== REQUEST ==
Report all lines from the entries below in which "Alternative" appears.

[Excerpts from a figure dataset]
>>
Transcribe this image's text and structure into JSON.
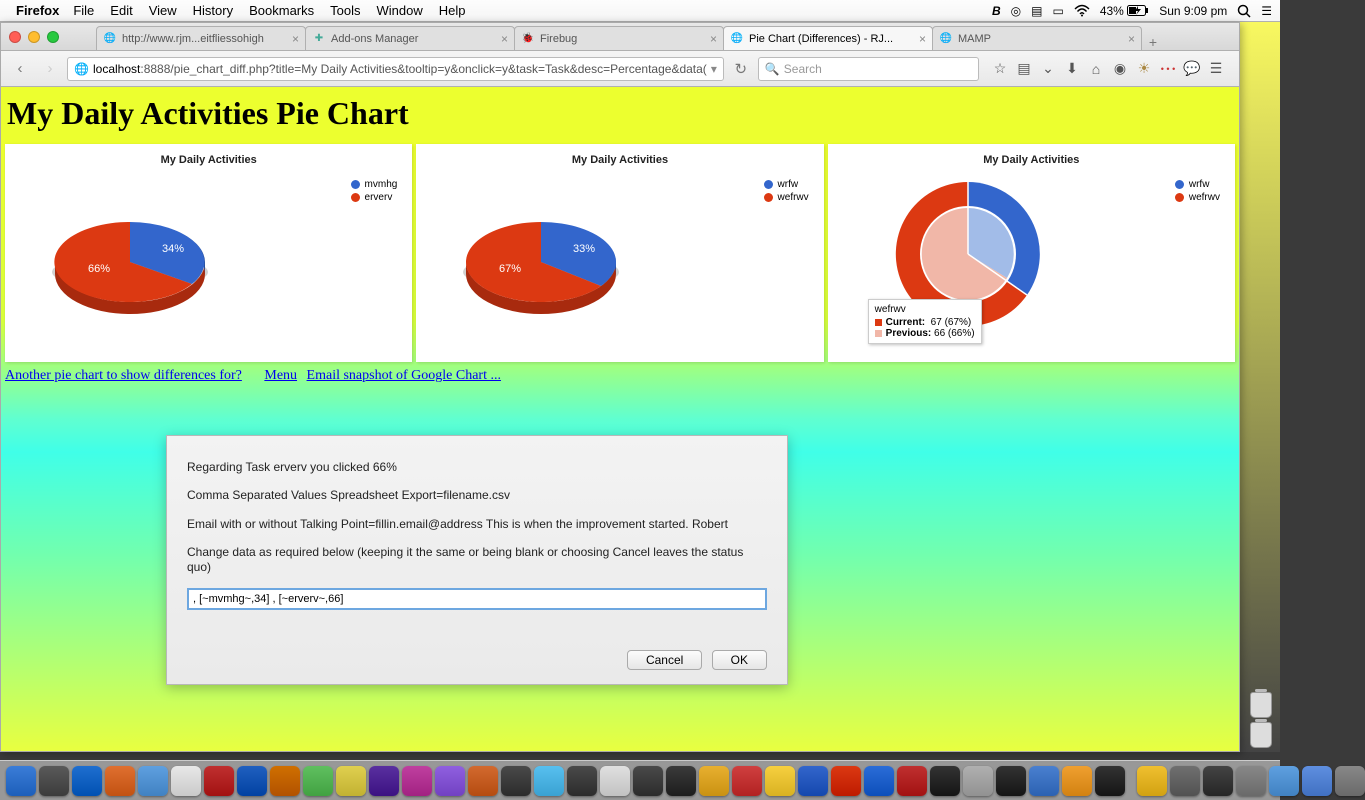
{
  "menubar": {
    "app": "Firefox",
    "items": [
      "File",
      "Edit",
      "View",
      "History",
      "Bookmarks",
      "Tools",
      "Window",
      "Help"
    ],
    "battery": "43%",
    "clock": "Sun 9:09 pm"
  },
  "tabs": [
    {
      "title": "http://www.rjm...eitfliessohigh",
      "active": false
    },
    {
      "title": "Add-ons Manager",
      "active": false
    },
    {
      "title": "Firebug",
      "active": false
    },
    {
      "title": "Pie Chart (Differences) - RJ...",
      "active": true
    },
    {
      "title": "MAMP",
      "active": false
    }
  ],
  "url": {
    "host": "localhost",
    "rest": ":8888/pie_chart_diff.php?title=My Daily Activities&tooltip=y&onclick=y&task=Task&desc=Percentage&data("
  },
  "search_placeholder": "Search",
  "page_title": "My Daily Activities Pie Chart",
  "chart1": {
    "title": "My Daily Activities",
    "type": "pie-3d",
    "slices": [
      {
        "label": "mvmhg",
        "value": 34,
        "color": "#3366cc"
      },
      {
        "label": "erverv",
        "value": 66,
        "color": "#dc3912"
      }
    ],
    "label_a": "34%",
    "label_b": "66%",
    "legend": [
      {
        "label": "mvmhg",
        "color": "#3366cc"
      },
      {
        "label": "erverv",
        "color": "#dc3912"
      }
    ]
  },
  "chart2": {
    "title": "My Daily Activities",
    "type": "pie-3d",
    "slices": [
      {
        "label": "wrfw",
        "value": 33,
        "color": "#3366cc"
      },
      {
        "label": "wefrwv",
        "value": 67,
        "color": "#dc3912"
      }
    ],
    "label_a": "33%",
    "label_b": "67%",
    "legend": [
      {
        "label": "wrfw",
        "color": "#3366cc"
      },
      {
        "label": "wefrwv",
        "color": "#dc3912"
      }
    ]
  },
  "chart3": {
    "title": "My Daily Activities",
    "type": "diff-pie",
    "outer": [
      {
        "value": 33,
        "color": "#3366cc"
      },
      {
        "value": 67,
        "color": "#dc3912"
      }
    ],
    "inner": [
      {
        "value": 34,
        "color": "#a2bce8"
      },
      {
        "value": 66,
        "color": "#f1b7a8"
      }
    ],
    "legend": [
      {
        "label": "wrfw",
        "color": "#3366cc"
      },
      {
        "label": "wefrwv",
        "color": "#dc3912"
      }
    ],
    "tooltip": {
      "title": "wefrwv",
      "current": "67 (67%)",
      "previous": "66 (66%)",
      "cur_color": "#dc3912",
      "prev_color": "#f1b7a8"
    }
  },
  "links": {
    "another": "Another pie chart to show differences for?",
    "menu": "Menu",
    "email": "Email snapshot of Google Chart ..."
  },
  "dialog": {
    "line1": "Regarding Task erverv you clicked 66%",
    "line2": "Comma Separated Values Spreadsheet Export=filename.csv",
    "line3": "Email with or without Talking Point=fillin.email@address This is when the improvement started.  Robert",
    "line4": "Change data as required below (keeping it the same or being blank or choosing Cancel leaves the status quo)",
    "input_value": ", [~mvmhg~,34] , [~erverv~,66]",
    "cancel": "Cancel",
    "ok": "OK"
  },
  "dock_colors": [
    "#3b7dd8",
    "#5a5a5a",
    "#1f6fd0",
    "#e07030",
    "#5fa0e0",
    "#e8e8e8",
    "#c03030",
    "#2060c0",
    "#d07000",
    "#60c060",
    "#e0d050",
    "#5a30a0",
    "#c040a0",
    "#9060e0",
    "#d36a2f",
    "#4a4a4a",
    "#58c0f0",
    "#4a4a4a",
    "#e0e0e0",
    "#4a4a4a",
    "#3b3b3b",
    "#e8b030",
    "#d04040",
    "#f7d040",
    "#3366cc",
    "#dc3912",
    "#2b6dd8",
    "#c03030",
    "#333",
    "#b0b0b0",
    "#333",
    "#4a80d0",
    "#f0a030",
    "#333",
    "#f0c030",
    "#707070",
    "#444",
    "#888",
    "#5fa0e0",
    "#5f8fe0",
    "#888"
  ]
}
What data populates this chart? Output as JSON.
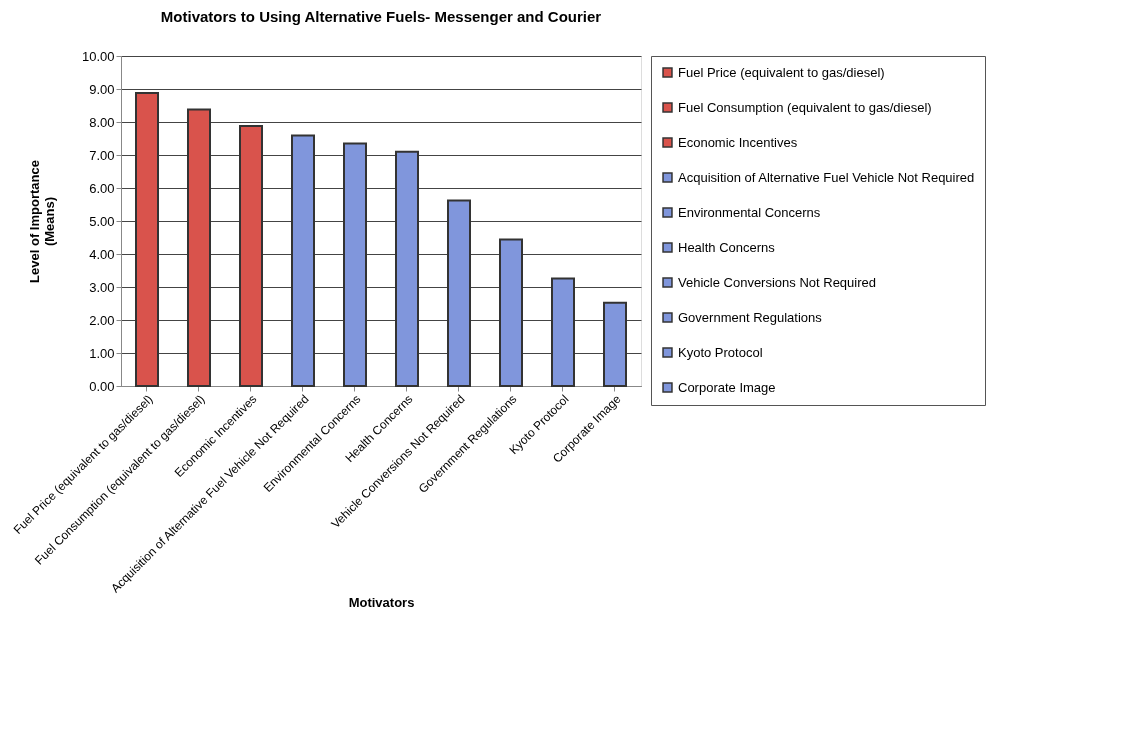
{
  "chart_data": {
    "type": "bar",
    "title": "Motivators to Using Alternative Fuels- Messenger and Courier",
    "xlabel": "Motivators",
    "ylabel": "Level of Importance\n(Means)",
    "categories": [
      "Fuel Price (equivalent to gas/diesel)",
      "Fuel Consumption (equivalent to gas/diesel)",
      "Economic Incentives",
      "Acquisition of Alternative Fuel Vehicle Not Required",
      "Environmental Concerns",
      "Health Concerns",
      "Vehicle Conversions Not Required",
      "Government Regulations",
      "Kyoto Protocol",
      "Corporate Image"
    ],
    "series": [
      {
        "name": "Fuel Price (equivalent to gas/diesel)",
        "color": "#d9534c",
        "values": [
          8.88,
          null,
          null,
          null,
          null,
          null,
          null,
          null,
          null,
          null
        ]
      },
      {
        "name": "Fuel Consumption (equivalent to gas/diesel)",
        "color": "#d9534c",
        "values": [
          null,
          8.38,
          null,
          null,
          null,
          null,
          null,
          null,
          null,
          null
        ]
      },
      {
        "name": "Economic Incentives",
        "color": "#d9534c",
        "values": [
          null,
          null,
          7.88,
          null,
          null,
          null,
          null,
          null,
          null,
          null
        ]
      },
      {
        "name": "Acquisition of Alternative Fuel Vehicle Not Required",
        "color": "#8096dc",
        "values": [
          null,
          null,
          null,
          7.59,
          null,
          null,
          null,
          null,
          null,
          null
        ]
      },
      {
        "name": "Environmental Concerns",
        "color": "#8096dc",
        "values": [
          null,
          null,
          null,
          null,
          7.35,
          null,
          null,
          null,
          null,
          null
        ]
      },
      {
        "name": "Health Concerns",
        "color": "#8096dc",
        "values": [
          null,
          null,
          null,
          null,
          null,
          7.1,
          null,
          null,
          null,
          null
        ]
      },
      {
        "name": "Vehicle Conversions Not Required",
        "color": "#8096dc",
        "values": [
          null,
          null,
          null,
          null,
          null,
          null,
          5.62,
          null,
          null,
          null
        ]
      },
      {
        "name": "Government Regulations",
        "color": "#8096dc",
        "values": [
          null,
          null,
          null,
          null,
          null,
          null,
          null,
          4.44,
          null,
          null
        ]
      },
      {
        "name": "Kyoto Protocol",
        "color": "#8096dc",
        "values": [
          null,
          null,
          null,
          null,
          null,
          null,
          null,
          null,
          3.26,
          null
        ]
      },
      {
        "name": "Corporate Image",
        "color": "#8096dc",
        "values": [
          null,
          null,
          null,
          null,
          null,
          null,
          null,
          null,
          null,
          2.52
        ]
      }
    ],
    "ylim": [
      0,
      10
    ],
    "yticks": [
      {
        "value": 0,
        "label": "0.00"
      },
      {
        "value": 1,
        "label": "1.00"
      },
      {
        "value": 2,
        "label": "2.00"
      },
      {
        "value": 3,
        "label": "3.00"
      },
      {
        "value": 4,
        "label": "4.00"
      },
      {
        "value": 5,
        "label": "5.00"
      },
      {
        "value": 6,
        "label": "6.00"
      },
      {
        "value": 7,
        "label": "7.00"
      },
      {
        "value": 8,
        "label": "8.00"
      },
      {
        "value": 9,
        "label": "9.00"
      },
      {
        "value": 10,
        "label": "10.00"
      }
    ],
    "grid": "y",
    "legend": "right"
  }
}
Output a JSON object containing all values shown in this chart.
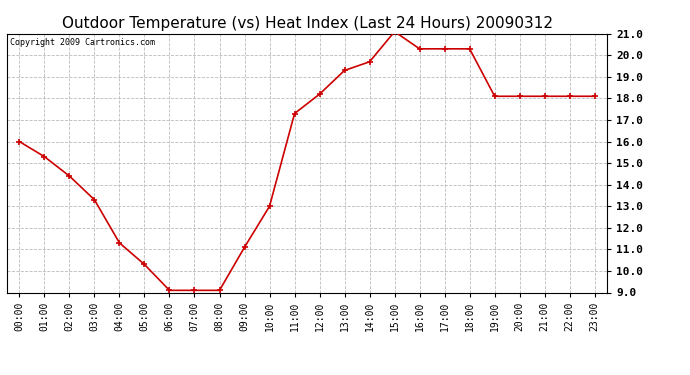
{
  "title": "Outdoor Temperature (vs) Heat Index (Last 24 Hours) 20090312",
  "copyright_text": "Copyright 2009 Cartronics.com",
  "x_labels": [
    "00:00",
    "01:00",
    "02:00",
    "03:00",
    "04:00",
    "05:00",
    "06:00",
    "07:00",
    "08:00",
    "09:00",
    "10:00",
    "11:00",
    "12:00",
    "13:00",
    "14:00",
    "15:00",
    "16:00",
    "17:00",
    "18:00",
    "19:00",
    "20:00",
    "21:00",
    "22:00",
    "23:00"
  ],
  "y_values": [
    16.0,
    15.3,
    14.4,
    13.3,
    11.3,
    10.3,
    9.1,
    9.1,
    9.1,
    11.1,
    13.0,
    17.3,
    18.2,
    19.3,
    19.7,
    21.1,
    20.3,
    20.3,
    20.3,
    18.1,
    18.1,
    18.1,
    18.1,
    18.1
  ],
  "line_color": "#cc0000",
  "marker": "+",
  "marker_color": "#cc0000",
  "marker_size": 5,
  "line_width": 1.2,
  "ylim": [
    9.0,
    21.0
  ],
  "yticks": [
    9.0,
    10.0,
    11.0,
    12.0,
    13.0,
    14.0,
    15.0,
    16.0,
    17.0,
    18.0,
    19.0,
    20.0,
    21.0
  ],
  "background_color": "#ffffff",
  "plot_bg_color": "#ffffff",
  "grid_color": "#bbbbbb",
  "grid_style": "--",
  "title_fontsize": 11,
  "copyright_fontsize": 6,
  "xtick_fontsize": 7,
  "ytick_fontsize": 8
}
<<
== EXERCISE OUTPUT ==
    "title": "Motivators to Using Alternative Fuels- Messenger and Courier",
      "Acquisition of Alternative Fuel Vehicle Not Required",
        "name": "Acquisition of Alternative Fuel Vehicle Not Required",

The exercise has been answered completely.